Report how many lines contain "lettuce". Give the number and nothing else.

------

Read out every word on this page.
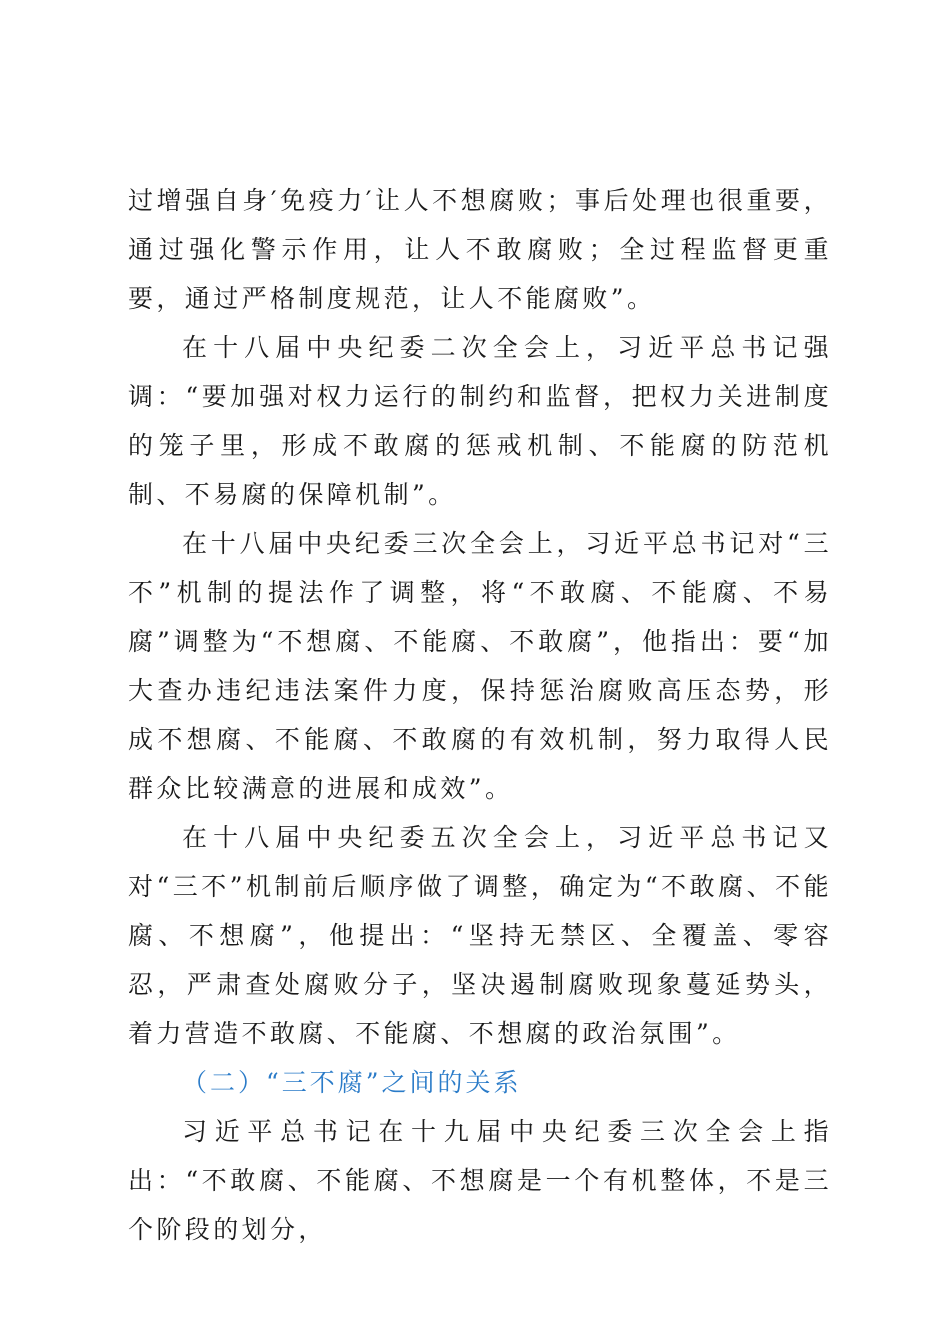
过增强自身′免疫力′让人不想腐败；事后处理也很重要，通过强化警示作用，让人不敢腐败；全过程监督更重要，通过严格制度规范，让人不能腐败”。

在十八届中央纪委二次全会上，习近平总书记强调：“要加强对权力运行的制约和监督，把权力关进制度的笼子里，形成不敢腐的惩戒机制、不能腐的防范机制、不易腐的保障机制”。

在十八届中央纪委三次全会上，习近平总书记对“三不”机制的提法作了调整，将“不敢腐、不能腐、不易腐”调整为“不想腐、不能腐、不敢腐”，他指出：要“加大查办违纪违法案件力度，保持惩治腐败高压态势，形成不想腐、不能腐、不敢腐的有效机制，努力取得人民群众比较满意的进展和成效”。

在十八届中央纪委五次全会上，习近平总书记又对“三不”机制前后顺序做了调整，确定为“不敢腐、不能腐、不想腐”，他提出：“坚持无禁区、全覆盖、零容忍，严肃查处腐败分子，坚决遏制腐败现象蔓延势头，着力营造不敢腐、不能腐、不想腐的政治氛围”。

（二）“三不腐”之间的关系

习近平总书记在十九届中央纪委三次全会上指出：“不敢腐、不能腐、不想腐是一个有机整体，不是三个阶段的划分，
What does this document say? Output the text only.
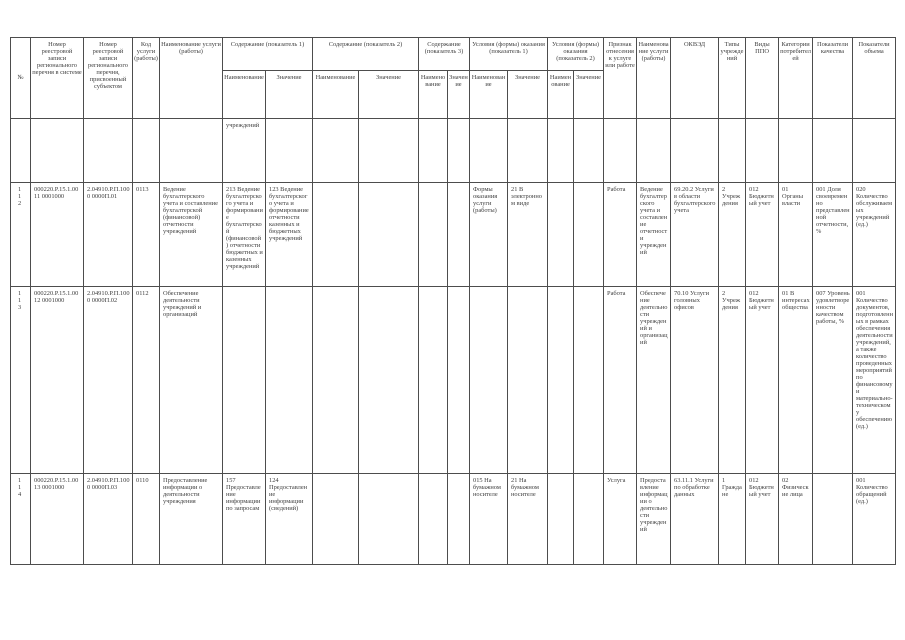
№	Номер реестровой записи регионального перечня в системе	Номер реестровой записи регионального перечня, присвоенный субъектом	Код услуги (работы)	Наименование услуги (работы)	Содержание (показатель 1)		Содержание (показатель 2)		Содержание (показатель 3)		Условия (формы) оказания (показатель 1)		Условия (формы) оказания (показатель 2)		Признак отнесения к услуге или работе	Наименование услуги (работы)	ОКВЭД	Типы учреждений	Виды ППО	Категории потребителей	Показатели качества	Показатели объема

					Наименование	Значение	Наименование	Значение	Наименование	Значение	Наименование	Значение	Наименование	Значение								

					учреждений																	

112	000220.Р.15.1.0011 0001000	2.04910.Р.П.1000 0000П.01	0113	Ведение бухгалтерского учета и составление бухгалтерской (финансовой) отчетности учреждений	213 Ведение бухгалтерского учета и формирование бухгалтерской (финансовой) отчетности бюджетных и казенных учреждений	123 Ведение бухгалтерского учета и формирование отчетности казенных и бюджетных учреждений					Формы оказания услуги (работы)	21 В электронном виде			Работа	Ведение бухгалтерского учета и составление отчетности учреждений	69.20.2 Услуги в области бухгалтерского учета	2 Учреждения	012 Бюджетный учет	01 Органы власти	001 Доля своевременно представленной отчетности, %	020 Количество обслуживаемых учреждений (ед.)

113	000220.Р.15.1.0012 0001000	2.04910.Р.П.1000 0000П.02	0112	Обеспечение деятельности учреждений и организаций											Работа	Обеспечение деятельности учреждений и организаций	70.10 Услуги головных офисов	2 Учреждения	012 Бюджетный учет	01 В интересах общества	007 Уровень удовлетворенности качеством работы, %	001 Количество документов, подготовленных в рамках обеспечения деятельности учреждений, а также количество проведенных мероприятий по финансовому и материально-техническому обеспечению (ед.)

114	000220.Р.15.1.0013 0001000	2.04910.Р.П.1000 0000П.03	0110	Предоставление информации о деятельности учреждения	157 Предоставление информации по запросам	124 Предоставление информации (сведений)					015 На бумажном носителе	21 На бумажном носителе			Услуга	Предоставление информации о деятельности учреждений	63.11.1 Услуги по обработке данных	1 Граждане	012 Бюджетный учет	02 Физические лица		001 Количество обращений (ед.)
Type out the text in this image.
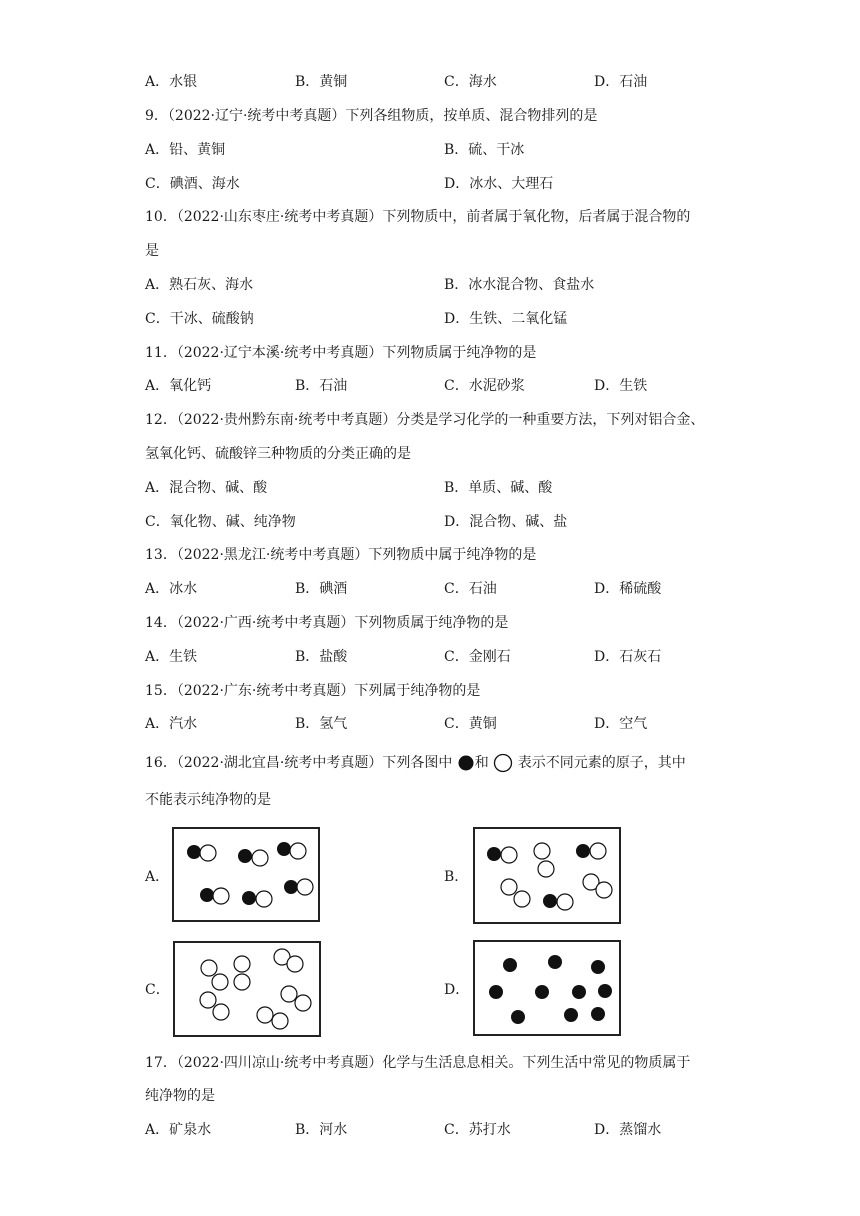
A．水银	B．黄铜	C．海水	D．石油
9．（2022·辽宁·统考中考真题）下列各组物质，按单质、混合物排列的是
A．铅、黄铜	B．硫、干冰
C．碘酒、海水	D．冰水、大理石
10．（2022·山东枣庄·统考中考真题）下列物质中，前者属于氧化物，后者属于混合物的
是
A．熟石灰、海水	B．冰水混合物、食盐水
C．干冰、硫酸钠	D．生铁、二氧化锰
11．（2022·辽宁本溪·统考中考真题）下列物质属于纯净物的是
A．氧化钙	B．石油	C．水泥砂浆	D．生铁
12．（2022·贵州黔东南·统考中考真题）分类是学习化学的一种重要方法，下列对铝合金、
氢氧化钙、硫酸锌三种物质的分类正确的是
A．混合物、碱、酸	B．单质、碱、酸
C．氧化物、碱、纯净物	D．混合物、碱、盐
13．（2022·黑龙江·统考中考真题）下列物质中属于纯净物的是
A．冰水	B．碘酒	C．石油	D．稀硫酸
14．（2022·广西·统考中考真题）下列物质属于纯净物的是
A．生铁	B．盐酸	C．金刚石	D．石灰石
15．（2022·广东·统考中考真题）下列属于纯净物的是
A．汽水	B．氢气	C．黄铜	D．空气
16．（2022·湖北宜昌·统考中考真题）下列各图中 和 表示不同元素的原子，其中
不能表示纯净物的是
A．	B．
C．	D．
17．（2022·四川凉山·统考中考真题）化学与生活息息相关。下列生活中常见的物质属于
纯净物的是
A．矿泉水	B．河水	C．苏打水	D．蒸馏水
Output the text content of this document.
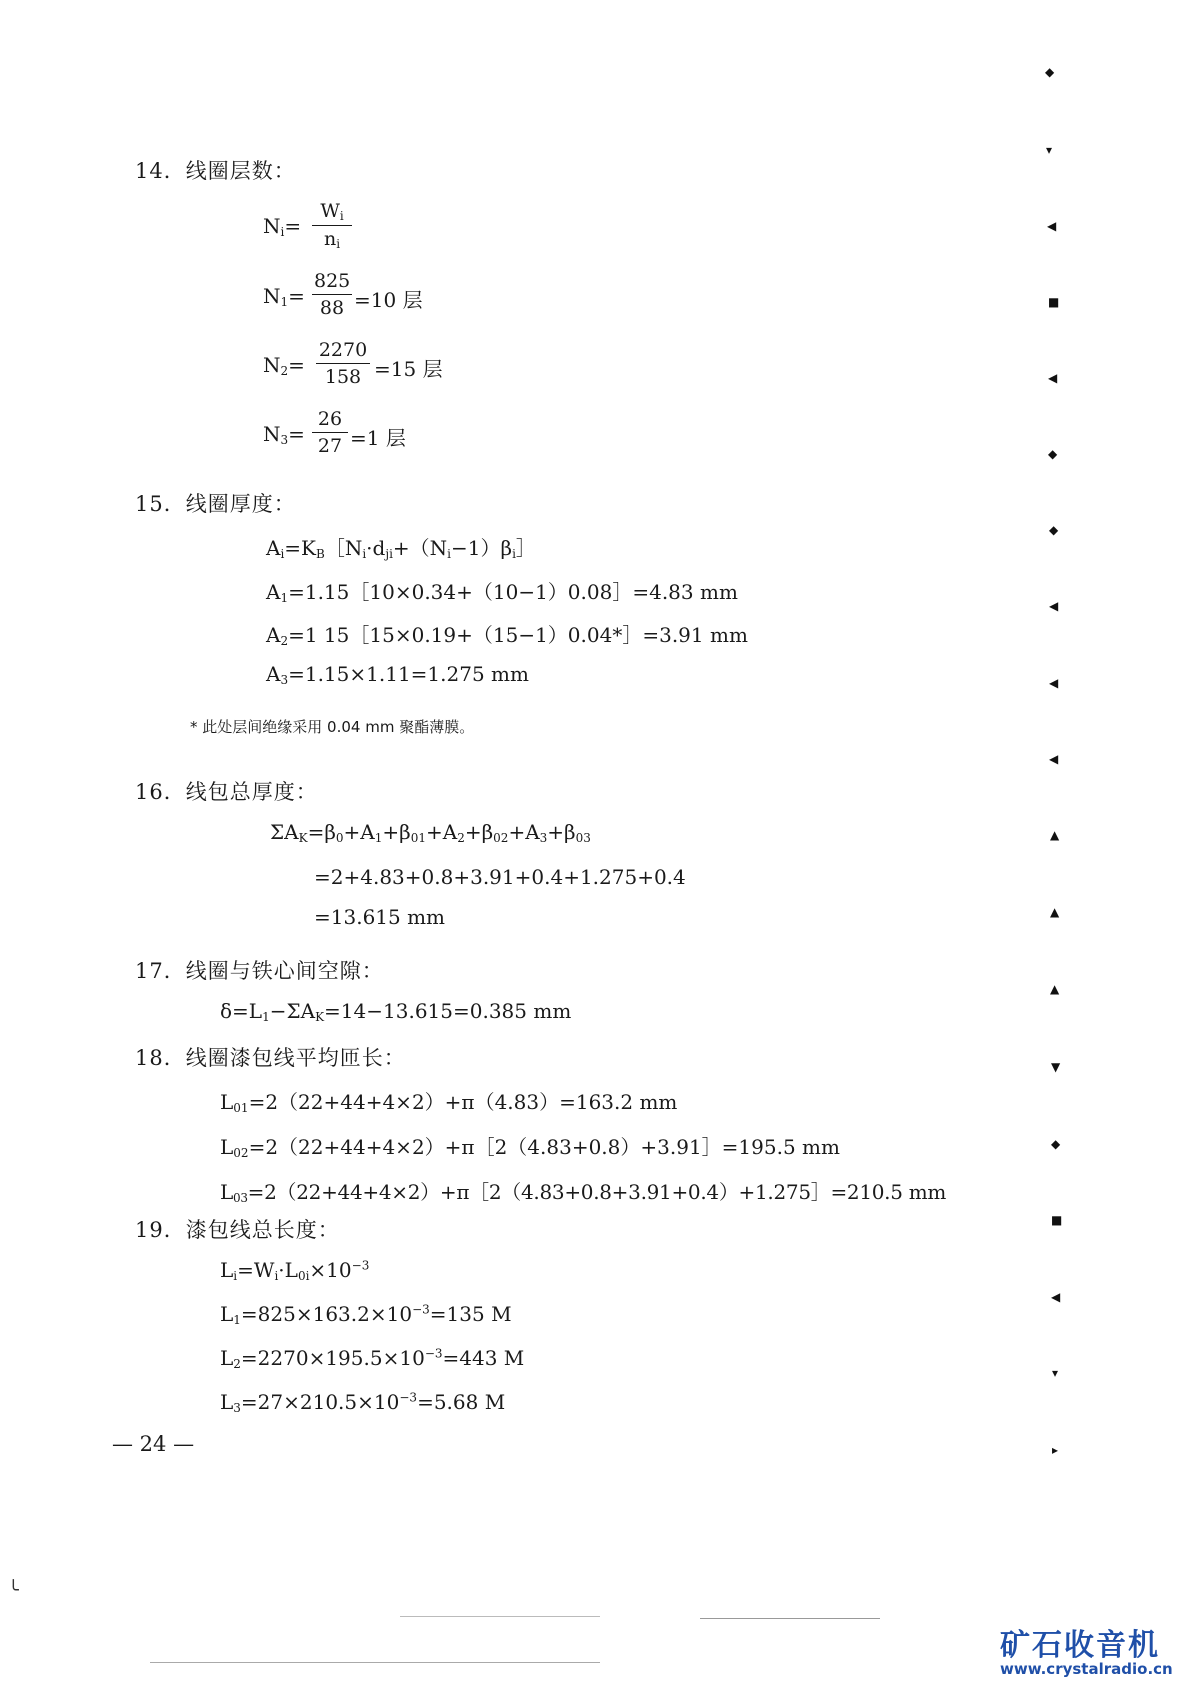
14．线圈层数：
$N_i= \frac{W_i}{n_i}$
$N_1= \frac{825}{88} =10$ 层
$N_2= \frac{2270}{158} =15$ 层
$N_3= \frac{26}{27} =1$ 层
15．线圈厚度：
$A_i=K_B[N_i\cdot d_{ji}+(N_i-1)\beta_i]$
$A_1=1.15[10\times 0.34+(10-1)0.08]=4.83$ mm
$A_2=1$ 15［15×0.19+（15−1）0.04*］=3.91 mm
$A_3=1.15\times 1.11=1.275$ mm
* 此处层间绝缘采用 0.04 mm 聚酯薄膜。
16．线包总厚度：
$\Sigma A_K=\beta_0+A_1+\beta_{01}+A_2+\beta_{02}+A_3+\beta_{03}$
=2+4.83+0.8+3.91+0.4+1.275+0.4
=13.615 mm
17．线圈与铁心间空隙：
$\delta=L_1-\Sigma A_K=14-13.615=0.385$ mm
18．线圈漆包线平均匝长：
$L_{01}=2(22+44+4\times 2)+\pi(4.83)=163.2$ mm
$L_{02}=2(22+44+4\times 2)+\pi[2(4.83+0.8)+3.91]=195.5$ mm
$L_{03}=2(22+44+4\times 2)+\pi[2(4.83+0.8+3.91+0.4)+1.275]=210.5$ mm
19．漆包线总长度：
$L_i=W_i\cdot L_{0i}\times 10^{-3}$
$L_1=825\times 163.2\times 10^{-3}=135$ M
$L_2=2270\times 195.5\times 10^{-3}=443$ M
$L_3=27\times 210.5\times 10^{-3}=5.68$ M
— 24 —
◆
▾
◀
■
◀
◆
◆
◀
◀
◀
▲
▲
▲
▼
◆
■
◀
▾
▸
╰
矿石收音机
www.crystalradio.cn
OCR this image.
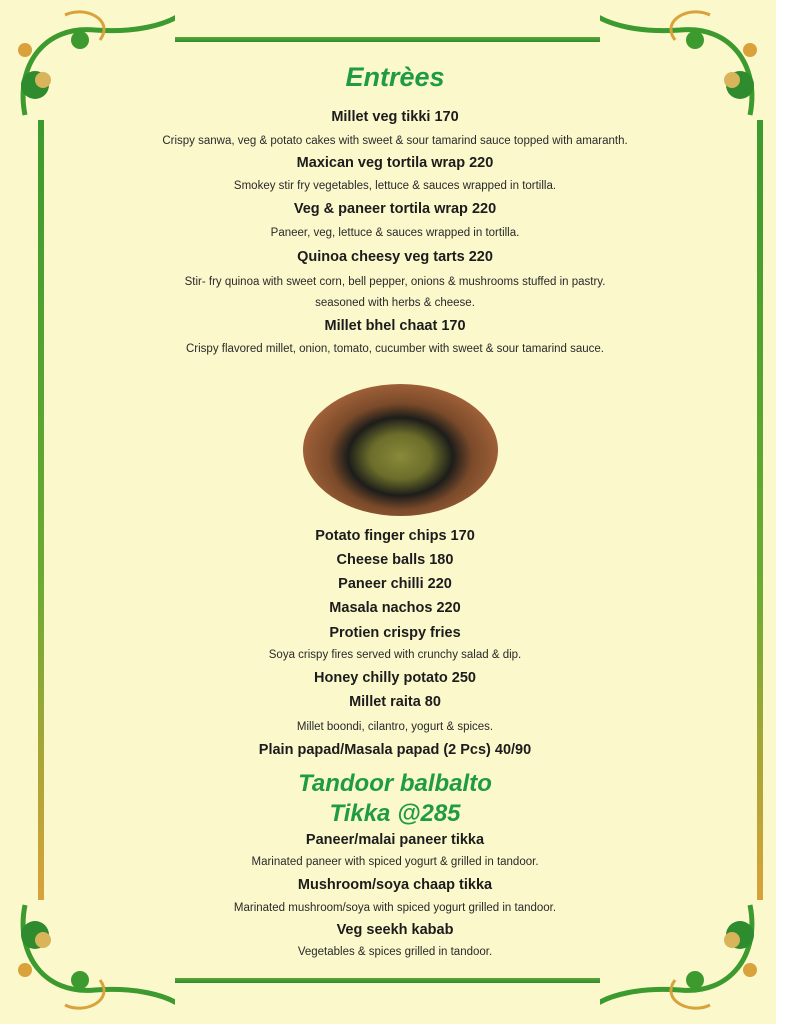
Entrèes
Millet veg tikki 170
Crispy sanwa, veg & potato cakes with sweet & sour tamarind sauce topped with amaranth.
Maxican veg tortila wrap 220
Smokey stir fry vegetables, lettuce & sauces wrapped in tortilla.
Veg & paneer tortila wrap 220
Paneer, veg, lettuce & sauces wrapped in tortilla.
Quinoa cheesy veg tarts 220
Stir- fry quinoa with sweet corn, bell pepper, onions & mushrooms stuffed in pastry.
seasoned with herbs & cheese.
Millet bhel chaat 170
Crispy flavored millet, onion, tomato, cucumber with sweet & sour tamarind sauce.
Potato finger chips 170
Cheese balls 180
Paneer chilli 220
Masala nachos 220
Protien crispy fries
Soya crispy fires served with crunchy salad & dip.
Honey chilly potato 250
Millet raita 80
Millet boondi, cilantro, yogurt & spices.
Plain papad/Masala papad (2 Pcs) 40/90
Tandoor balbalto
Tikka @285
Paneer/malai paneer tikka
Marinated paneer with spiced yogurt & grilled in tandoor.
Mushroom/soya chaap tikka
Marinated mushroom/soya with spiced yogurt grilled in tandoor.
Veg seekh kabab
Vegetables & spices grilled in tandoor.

------

● RESPONSE FOR THIS EXERCISE:
2